[What to produce]
List each line in which the string "image" appears.

[BEGIN]

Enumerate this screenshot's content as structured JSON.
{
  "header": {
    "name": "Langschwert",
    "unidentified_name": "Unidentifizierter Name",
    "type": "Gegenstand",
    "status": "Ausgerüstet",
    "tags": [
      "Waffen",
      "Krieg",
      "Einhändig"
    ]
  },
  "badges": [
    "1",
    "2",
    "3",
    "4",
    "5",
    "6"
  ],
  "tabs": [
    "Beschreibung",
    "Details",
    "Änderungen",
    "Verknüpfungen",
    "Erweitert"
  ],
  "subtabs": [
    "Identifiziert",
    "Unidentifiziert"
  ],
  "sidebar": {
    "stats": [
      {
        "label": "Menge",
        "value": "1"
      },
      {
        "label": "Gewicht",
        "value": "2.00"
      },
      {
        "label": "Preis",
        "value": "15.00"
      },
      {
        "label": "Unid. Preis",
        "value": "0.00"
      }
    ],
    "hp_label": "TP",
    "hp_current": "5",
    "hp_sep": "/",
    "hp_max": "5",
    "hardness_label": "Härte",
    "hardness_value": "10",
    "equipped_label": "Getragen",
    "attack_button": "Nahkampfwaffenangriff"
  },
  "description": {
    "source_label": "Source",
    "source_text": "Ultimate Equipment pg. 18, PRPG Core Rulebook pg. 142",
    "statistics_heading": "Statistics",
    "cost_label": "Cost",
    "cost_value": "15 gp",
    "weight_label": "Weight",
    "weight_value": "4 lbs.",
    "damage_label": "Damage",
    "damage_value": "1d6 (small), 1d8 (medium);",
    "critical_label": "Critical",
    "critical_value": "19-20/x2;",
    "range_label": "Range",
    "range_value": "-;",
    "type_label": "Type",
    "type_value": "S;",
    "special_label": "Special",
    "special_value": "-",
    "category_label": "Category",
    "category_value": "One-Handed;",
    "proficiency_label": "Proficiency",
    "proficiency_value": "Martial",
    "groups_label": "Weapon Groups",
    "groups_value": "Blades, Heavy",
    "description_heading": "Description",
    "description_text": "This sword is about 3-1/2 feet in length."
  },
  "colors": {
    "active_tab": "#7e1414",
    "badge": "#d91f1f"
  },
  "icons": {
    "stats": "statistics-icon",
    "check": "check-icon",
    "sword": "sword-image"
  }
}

[END]
[BEGIN]

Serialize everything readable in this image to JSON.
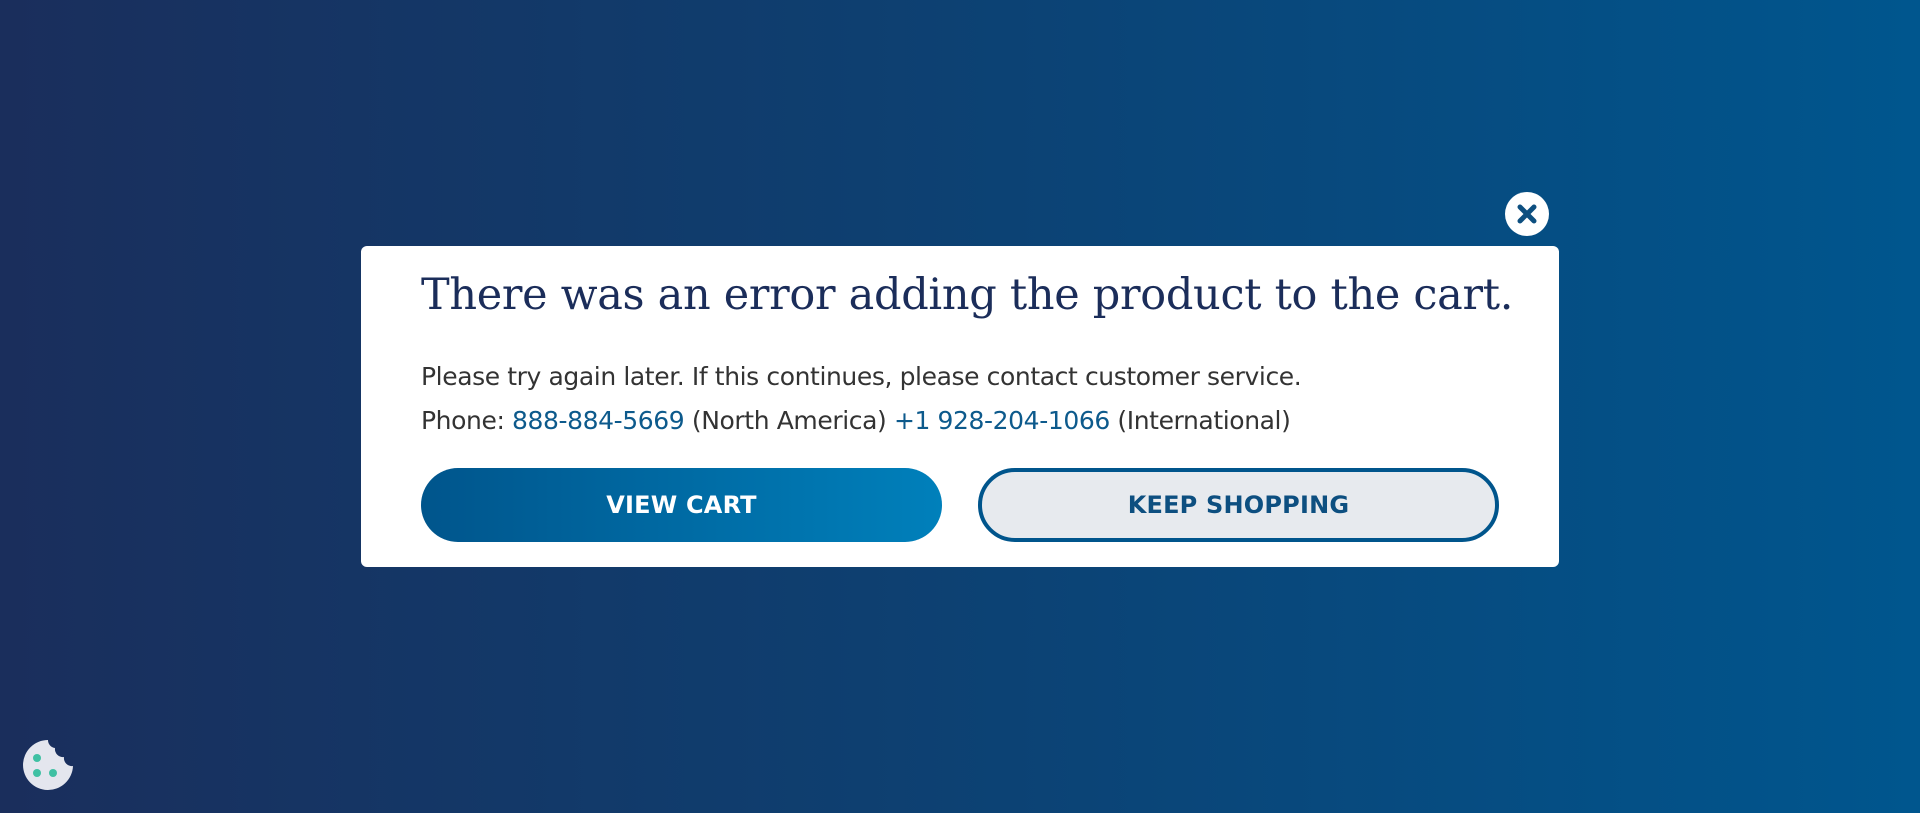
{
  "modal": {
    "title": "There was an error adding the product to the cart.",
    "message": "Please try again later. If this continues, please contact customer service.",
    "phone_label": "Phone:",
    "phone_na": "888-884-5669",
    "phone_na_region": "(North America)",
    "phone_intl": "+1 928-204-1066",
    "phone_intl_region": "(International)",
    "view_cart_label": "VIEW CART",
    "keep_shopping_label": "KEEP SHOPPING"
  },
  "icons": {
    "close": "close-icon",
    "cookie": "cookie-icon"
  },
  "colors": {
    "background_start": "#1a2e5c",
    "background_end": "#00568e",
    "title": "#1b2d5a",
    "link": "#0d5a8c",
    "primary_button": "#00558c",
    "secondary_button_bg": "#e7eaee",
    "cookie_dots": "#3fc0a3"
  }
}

[END]

[Completed exercise]
    "sword": "sword-image"
Serialize everything readable in this image to JSON.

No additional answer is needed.